* Work to be completed: Collect from the data below each line with "Одлука".

* Dataset excerpts:
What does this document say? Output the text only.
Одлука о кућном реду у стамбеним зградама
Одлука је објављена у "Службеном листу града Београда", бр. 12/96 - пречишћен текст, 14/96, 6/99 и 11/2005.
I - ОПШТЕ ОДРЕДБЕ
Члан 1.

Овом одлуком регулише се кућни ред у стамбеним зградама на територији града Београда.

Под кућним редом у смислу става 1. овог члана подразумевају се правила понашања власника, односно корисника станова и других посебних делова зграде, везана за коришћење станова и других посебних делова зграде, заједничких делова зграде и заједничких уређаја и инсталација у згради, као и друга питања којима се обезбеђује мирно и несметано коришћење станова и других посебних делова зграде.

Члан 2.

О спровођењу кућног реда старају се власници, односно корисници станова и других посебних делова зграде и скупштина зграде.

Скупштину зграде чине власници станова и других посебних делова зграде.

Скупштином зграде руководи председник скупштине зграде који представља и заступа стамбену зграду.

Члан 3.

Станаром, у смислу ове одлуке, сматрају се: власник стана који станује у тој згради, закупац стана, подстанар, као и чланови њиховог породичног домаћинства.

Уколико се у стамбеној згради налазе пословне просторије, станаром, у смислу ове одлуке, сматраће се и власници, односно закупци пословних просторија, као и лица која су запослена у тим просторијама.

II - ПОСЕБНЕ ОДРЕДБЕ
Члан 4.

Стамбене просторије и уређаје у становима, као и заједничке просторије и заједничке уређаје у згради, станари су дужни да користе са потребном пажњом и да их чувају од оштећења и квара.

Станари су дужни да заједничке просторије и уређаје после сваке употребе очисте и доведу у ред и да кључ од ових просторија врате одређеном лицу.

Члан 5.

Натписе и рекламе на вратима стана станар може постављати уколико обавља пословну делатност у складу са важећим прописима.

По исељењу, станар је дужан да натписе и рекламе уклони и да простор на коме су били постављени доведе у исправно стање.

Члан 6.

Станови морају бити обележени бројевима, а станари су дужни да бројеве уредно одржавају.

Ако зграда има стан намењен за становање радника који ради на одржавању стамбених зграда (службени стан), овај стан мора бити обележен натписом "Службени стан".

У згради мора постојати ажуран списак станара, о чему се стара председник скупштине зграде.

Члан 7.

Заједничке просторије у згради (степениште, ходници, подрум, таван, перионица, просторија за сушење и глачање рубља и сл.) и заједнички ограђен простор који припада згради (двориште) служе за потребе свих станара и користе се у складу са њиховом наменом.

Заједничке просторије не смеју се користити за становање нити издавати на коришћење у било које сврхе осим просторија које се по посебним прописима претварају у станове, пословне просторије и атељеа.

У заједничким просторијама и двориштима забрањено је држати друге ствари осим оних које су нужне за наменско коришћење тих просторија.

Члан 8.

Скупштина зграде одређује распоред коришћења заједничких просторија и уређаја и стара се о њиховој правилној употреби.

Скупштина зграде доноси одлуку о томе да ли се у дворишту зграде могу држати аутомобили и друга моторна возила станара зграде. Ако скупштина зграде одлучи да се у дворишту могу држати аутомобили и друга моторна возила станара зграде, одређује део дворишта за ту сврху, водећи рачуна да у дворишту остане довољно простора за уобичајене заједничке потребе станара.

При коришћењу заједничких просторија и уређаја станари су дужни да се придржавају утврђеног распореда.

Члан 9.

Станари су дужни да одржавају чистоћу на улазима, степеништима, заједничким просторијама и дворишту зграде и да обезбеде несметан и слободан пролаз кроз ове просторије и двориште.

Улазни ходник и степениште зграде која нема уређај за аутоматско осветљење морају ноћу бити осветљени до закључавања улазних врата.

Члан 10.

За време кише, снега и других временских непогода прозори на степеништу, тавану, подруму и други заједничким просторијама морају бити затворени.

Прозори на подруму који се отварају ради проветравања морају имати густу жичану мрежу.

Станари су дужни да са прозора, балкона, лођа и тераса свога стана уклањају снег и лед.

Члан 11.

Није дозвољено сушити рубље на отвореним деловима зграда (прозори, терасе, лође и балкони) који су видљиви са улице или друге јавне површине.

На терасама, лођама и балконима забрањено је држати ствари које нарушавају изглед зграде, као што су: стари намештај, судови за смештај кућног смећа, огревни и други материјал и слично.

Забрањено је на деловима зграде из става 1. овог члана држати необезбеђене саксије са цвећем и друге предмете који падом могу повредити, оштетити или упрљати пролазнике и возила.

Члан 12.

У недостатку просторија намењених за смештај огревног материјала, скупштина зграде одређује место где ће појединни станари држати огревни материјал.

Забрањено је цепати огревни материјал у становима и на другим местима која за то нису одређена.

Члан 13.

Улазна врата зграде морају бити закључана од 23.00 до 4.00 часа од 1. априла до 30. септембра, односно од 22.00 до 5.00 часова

* Task answer:
Одлука о кућном реду у стамбеним зградама
Одлука је објављена у "Службеном листу града Београда", бр. 12/96 - пречишћен текст, 14/96, 6/99 и 11/2005.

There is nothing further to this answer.